[Start of DATASET CONTENT]
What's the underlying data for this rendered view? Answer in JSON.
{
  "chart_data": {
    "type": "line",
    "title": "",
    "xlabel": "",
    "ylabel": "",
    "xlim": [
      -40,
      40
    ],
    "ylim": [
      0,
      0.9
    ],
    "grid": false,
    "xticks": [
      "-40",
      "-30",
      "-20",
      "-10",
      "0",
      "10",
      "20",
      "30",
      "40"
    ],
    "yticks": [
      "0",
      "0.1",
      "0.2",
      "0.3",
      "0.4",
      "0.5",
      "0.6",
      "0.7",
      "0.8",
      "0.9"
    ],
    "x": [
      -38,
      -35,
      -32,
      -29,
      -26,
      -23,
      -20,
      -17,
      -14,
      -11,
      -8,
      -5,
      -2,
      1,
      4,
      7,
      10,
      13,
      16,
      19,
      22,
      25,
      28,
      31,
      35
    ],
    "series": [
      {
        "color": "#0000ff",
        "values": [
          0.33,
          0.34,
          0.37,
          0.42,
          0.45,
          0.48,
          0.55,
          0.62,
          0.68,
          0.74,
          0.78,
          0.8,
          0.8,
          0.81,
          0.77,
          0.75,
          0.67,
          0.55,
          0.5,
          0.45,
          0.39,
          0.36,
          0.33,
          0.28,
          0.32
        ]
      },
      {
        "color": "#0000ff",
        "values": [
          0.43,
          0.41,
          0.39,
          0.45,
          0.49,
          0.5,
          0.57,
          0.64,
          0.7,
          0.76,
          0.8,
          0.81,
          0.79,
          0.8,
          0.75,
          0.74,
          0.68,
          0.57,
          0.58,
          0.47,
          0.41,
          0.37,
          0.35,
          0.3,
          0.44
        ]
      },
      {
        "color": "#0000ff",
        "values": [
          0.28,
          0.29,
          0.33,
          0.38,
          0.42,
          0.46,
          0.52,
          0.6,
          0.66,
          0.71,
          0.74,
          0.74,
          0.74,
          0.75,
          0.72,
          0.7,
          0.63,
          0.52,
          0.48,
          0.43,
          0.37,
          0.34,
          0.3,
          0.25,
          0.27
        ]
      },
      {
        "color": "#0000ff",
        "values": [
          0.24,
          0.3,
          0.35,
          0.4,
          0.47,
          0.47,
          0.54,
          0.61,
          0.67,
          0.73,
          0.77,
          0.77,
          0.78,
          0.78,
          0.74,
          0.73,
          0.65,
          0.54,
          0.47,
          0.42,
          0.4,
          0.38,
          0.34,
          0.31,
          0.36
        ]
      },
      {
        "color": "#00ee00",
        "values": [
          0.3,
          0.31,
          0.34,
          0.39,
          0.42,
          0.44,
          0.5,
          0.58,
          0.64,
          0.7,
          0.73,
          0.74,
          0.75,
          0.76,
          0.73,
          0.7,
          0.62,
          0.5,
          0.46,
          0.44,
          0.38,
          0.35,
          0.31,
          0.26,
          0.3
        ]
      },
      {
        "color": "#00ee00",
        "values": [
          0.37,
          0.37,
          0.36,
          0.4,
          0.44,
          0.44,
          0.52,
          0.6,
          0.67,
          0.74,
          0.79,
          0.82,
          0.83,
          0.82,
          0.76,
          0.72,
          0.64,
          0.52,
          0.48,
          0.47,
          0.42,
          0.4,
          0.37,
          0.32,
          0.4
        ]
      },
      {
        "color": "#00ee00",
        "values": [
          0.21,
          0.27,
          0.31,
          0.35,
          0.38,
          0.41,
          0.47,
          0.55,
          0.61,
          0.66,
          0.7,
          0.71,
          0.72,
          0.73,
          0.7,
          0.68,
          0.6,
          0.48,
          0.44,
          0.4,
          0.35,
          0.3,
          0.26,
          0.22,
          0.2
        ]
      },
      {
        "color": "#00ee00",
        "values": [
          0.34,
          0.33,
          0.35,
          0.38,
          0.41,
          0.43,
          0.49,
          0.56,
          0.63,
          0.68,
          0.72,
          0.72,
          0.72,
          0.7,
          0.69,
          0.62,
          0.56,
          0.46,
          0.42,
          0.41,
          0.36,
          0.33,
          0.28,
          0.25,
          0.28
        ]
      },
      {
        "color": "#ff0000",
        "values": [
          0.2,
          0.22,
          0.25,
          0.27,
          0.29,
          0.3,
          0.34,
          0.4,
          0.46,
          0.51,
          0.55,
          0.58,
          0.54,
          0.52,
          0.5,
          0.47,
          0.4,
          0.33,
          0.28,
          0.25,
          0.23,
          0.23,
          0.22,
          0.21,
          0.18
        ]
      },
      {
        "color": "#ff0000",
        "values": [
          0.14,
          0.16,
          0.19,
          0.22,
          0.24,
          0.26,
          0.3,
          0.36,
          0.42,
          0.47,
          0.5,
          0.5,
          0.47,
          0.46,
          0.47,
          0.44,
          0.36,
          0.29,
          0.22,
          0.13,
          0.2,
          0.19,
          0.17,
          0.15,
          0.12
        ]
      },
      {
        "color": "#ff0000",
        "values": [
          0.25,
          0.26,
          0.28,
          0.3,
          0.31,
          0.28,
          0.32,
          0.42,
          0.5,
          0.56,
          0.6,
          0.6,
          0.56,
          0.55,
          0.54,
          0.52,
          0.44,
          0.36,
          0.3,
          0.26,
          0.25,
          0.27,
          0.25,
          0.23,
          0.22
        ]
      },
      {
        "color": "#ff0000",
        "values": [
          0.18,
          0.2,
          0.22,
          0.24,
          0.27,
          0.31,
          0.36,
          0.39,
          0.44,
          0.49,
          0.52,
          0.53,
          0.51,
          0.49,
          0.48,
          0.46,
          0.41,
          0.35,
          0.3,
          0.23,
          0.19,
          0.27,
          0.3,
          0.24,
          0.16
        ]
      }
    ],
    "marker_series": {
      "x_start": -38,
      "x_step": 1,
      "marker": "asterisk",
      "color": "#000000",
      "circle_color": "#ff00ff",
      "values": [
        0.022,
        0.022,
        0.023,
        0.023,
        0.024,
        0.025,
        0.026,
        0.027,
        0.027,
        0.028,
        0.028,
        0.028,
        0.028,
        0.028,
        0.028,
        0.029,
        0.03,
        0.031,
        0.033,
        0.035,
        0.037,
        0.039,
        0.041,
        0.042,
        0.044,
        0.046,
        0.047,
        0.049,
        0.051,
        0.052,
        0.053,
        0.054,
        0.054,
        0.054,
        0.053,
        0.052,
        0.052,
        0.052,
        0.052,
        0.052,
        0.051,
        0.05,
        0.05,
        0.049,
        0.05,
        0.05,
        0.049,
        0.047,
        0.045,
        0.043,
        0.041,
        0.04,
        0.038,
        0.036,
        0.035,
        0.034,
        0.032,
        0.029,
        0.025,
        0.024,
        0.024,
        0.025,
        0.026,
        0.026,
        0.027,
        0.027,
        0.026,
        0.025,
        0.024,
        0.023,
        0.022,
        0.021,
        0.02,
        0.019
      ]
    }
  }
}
[End of DATASET CONTENT]
→ PROBLEM REQUIREMENTS
Give all the entries again exactly; leave none out.

→ ANSWER TO THE EXERCISE
What's the underlying data for this rendered view? Answer in JSON.
{
  "chart_data": {
    "type": "line",
    "title": "",
    "xlabel": "",
    "ylabel": "",
    "xlim": [
      -40,
      40
    ],
    "ylim": [
      0,
      0.9
    ],
    "grid": false,
    "xticks": [
      "-40",
      "-30",
      "-20",
      "-10",
      "0",
      "10",
      "20",
      "30",
      "40"
    ],
    "yticks": [
      "0",
      "0.1",
      "0.2",
      "0.3",
      "0.4",
      "0.5",
      "0.6",
      "0.7",
      "0.8",
      "0.9"
    ],
    "x": [
      -38,
      -35,
      -32,
      -29,
      -26,
      -23,
      -20,
      -17,
      -14,
      -11,
      -8,
      -5,
      -2,
      1,
      4,
      7,
      10,
      13,
      16,
      19,
      22,
      25,
      28,
      31,
      35
    ],
    "series": [
      {
        "color": "#0000ff",
        "values": [
          0.33,
          0.34,
          0.37,
          0.42,
          0.45,
          0.48,
          0.55,
          0.62,
          0.68,
          0.74,
          0.78,
          0.8,
          0.8,
          0.81,
          0.77,
          0.75,
          0.67,
          0.55,
          0.5,
          0.45,
          0.39,
          0.36,
          0.33,
          0.28,
          0.32
        ]
      },
      {
        "color": "#0000ff",
        "values": [
          0.43,
          0.41,
          0.39,
          0.45,
          0.49,
          0.5,
          0.57,
          0.64,
          0.7,
          0.76,
          0.8,
          0.81,
          0.79,
          0.8,
          0.75,
          0.74,
          0.68,
          0.57,
          0.58,
          0.47,
          0.41,
          0.37,
          0.35,
          0.3,
          0.44
        ]
      },
      {
        "color": "#0000ff",
        "values": [
          0.28,
          0.29,
          0.33,
          0.38,
          0.42,
          0.46,
          0.52,
          0.6,
          0.66,
          0.71,
          0.74,
          0.74,
          0.74,
          0.75,
          0.72,
          0.7,
          0.63,
          0.52,
          0.48,
          0.43,
          0.37,
          0.34,
          0.3,
          0.25,
          0.27
        ]
      },
      {
        "color": "#0000ff",
        "values": [
          0.24,
          0.3,
          0.35,
          0.4,
          0.47,
          0.47,
          0.54,
          0.61,
          0.67,
          0.73,
          0.77,
          0.77,
          0.78,
          0.78,
          0.74,
          0.73,
          0.65,
          0.54,
          0.47,
          0.42,
          0.4,
          0.38,
          0.34,
          0.31,
          0.36
        ]
      },
      {
        "color": "#00ee00",
        "values": [
          0.3,
          0.31,
          0.34,
          0.39,
          0.42,
          0.44,
          0.5,
          0.58,
          0.64,
          0.7,
          0.73,
          0.74,
          0.75,
          0.76,
          0.73,
          0.7,
          0.62,
          0.5,
          0.46,
          0.44,
          0.38,
          0.35,
          0.31,
          0.26,
          0.3
        ]
      },
      {
        "color": "#00ee00",
        "values": [
          0.37,
          0.37,
          0.36,
          0.4,
          0.44,
          0.44,
          0.52,
          0.6,
          0.67,
          0.74,
          0.79,
          0.82,
          0.83,
          0.82,
          0.76,
          0.72,
          0.64,
          0.52,
          0.48,
          0.47,
          0.42,
          0.4,
          0.37,
          0.32,
          0.4
        ]
      },
      {
        "color": "#00ee00",
        "values": [
          0.21,
          0.27,
          0.31,
          0.35,
          0.38,
          0.41,
          0.47,
          0.55,
          0.61,
          0.66,
          0.7,
          0.71,
          0.72,
          0.73,
          0.7,
          0.68,
          0.6,
          0.48,
          0.44,
          0.4,
          0.35,
          0.3,
          0.26,
          0.22,
          0.2
        ]
      },
      {
        "color": "#00ee00",
        "values": [
          0.34,
          0.33,
          0.35,
          0.38,
          0.41,
          0.43,
          0.49,
          0.56,
          0.63,
          0.68,
          0.72,
          0.72,
          0.72,
          0.7,
          0.69,
          0.62,
          0.56,
          0.46,
          0.42,
          0.41,
          0.36,
          0.33,
          0.28,
          0.25,
          0.28
        ]
      },
      {
        "color": "#ff0000",
        "values": [
          0.2,
          0.22,
          0.25,
          0.27,
          0.29,
          0.3,
          0.34,
          0.4,
          0.46,
          0.51,
          0.55,
          0.58,
          0.54,
          0.52,
          0.5,
          0.47,
          0.4,
          0.33,
          0.28,
          0.25,
          0.23,
          0.23,
          0.22,
          0.21,
          0.18
        ]
      },
      {
        "color": "#ff0000",
        "values": [
          0.14,
          0.16,
          0.19,
          0.22,
          0.24,
          0.26,
          0.3,
          0.36,
          0.42,
          0.47,
          0.5,
          0.5,
          0.47,
          0.46,
          0.47,
          0.44,
          0.36,
          0.29,
          0.22,
          0.13,
          0.2,
          0.19,
          0.17,
          0.15,
          0.12
        ]
      },
      {
        "color": "#ff0000",
        "values": [
          0.25,
          0.26,
          0.28,
          0.3,
          0.31,
          0.28,
          0.32,
          0.42,
          0.5,
          0.56,
          0.6,
          0.6,
          0.56,
          0.55,
          0.54,
          0.52,
          0.44,
          0.36,
          0.3,
          0.26,
          0.25,
          0.27,
          0.25,
          0.23,
          0.22
        ]
      },
      {
        "color": "#ff0000",
        "values": [
          0.18,
          0.2,
          0.22,
          0.24,
          0.27,
          0.31,
          0.36,
          0.39,
          0.44,
          0.49,
          0.52,
          0.53,
          0.51,
          0.49,
          0.48,
          0.46,
          0.41,
          0.35,
          0.3,
          0.23,
          0.19,
          0.27,
          0.3,
          0.24,
          0.16
        ]
      }
    ],
    "marker_series": {
      "x_start": -38,
      "x_step": 1,
      "marker": "asterisk",
      "color": "#000000",
      "circle_color": "#ff00ff",
      "values": [
        0.022,
        0.022,
        0.023,
        0.023,
        0.024,
        0.025,
        0.026,
        0.027,
        0.027,
        0.028,
        0.028,
        0.028,
        0.028,
        0.028,
        0.028,
        0.029,
        0.03,
        0.031,
        0.033,
        0.035,
        0.037,
        0.039,
        0.041,
        0.042,
        0.044,
        0.046,
        0.047,
        0.049,
        0.051,
        0.052,
        0.053,
        0.054,
        0.054,
        0.054,
        0.053,
        0.052,
        0.052,
        0.052,
        0.052,
        0.052,
        0.051,
        0.05,
        0.05,
        0.049,
        0.05,
        0.05,
        0.049,
        0.047,
        0.045,
        0.043,
        0.041,
        0.04,
        0.038,
        0.036,
        0.035,
        0.034,
        0.032,
        0.029,
        0.025,
        0.024,
        0.024,
        0.025,
        0.026,
        0.026,
        0.027,
        0.027,
        0.026,
        0.025,
        0.024,
        0.023,
        0.022,
        0.021,
        0.02,
        0.019
      ]
    }
  }
}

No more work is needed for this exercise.